## Aim
Gather all lines from the material that contain "intercept".

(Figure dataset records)
● ● ● ●

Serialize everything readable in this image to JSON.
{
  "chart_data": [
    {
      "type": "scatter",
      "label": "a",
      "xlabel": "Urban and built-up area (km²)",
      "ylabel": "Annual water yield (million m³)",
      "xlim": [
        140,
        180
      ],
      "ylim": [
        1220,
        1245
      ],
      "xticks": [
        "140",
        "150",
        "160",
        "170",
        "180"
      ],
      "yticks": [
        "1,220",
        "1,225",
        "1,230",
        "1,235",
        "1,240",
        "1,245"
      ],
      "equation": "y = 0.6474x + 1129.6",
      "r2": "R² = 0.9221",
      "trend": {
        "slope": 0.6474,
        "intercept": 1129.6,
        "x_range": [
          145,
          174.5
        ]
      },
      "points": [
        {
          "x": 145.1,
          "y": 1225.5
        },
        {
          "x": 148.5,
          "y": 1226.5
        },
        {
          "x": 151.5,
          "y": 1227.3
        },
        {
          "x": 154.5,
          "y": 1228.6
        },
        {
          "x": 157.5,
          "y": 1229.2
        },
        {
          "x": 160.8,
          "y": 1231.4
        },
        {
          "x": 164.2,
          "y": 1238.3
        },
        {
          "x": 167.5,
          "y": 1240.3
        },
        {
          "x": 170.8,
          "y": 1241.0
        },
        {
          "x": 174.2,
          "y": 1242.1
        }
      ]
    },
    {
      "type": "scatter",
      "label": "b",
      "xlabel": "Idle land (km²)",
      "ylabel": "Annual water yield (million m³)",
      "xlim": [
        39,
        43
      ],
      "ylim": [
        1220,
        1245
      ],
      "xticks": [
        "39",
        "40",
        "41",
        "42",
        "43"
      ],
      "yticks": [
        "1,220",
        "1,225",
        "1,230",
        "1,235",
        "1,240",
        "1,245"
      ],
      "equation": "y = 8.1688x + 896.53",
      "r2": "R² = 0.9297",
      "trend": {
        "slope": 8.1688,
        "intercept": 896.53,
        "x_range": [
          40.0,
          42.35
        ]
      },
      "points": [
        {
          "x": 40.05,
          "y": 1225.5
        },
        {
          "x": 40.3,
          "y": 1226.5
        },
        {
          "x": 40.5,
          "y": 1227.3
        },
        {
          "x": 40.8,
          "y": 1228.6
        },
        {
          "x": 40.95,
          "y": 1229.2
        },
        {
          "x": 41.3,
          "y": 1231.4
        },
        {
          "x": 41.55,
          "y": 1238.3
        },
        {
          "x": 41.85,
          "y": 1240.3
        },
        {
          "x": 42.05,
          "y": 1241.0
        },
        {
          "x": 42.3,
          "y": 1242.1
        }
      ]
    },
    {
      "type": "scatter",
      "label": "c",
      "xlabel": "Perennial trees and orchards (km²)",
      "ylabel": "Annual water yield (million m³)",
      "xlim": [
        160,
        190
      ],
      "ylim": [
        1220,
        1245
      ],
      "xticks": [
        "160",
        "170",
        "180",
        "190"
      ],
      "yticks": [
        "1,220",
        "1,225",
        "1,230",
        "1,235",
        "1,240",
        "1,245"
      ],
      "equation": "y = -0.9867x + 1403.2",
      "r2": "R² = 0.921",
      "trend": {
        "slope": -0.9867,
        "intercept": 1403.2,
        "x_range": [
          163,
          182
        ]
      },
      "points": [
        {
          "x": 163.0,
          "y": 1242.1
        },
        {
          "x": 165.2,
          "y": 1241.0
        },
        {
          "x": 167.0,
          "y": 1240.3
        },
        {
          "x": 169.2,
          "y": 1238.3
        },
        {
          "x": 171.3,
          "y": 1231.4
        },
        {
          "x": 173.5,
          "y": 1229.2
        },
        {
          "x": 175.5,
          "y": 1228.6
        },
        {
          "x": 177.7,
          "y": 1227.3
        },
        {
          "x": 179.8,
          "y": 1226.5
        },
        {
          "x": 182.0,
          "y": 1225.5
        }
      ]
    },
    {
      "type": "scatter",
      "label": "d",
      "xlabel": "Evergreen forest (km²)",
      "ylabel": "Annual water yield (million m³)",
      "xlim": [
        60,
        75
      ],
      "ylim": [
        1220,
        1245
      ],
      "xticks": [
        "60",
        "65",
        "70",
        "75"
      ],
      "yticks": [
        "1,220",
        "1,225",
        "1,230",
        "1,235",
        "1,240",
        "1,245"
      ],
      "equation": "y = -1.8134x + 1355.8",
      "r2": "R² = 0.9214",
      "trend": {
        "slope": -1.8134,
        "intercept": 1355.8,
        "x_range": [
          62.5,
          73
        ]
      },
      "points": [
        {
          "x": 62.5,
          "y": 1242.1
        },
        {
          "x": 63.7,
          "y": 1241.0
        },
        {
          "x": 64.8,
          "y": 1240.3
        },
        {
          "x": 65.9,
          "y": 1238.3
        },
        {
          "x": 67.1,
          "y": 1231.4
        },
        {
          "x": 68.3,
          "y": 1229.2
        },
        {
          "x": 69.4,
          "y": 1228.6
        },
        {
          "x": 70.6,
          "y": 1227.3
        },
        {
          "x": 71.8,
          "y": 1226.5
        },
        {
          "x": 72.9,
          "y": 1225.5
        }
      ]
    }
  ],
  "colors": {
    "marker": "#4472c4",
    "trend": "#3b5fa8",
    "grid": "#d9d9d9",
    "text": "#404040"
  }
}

● ● ● ●

## Complete answer
        "intercept": 1129.6,
        "intercept": 896.53,
        "intercept": 1403.2,
        "intercept": 1355.8,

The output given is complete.